PASSAGE SHOWN —
▼▼▼
[cancer|writing] Wisdom is where you find it
by
I’ve been visiting with a dear friend these past few days. We’ve been talking a lot about both writing and life, each of those topics primarily through the lens of my own journeys.
A point that I keep coming back to these past few years is my belief that wisdom is where you find it. It’s been my experience that almost everything I needed to know was available to me almost all of the time. I just didn’t know that until I was ready to hear what the world had been whispering in my ears all along, and see what had been set before me the whole time.
The longest struggle for the wisdom of the mountain top sages is the one that takes place in our own chairs.
In writing: When I was the newest of newbies, and didn’t know standard manuscript format from a hole in the ground, the Slug Tribe had to show me. The information was a revelation to me. Yet it had been available to me all along, in Writer’s Market and Writer’s Digest books, at convention panels and workshops, through talking with more experienced writers. Until I was ready and listening, I did not hear.
▲▲▲
SUPPLIED MATERIAL —
▼▼▼
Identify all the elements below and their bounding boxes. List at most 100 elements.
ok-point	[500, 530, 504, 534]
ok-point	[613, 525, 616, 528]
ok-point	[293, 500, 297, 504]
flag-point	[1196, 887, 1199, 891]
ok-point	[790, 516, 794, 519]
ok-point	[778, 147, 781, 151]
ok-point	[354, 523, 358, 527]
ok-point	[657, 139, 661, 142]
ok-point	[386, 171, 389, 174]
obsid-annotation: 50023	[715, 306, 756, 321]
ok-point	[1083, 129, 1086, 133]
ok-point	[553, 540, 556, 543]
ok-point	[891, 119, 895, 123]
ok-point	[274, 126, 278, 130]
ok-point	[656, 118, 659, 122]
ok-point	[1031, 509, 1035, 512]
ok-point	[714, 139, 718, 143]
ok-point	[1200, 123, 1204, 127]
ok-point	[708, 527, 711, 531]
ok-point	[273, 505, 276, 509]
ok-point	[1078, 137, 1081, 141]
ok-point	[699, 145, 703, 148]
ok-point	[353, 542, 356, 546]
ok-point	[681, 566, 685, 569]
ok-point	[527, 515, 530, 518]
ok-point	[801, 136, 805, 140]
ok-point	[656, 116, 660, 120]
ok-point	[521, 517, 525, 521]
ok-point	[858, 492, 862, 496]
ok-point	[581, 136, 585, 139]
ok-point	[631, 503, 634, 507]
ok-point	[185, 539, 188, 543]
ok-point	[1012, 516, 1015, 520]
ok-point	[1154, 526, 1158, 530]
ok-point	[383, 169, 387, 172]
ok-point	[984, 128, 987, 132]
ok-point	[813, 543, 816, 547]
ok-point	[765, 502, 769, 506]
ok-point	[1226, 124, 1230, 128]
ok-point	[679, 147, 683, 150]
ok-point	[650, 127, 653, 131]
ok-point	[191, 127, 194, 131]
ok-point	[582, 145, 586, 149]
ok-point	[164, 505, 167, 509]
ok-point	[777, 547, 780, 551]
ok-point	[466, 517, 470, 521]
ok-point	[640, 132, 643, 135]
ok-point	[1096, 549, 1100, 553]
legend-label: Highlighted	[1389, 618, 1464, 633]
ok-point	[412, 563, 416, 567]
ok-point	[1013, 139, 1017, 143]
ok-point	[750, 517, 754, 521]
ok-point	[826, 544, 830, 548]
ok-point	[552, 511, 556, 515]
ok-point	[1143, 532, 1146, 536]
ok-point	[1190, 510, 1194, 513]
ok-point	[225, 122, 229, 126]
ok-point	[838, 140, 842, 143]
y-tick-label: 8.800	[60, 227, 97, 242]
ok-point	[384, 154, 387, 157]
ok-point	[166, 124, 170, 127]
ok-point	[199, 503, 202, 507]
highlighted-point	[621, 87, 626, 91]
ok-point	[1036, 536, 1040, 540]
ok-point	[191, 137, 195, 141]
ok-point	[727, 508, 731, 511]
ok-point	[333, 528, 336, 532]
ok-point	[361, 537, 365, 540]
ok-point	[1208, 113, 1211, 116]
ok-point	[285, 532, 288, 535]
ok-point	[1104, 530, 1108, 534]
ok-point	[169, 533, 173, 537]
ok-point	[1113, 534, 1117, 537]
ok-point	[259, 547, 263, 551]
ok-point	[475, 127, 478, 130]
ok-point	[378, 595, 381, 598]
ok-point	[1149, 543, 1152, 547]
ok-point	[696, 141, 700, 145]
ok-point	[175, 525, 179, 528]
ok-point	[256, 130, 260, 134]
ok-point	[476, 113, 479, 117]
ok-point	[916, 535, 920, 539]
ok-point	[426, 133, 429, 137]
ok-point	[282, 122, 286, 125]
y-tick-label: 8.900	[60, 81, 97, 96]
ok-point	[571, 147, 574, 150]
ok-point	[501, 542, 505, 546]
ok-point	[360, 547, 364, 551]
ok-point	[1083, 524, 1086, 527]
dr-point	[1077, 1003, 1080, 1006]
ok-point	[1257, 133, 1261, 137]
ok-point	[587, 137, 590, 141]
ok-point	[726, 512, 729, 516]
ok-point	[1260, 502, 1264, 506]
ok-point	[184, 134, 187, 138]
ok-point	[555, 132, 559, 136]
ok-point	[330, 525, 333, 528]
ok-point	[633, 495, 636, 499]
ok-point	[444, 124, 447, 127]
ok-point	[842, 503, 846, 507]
▲▲▲
EXERCISE AIM — Pick up the post about finding wisdom after its last sentence and keep writing it in the same voice.

TASK ANSWER —
That is of course the most facile of examples, but in its simplicity, the example is very clear.
In life: My convictions about kindness and opportunity [ jlake.com | LiveJournal ] were always there. “Do as you would be done by” is an old, old rubric both in and out of the Bible, and that’s a slightly fancier way of saying, “Be nice.” Likewise, there are endless proverbs, sayings and stories about seizing opportunity. Yet I had to reach a certain point in my mortality before I could clearly articulate this to myself or anyone else.
The world is wise, and welcomes our attention. For each of us, the process is that of learning how to open ourselves to that wisdom and pay the proper attention.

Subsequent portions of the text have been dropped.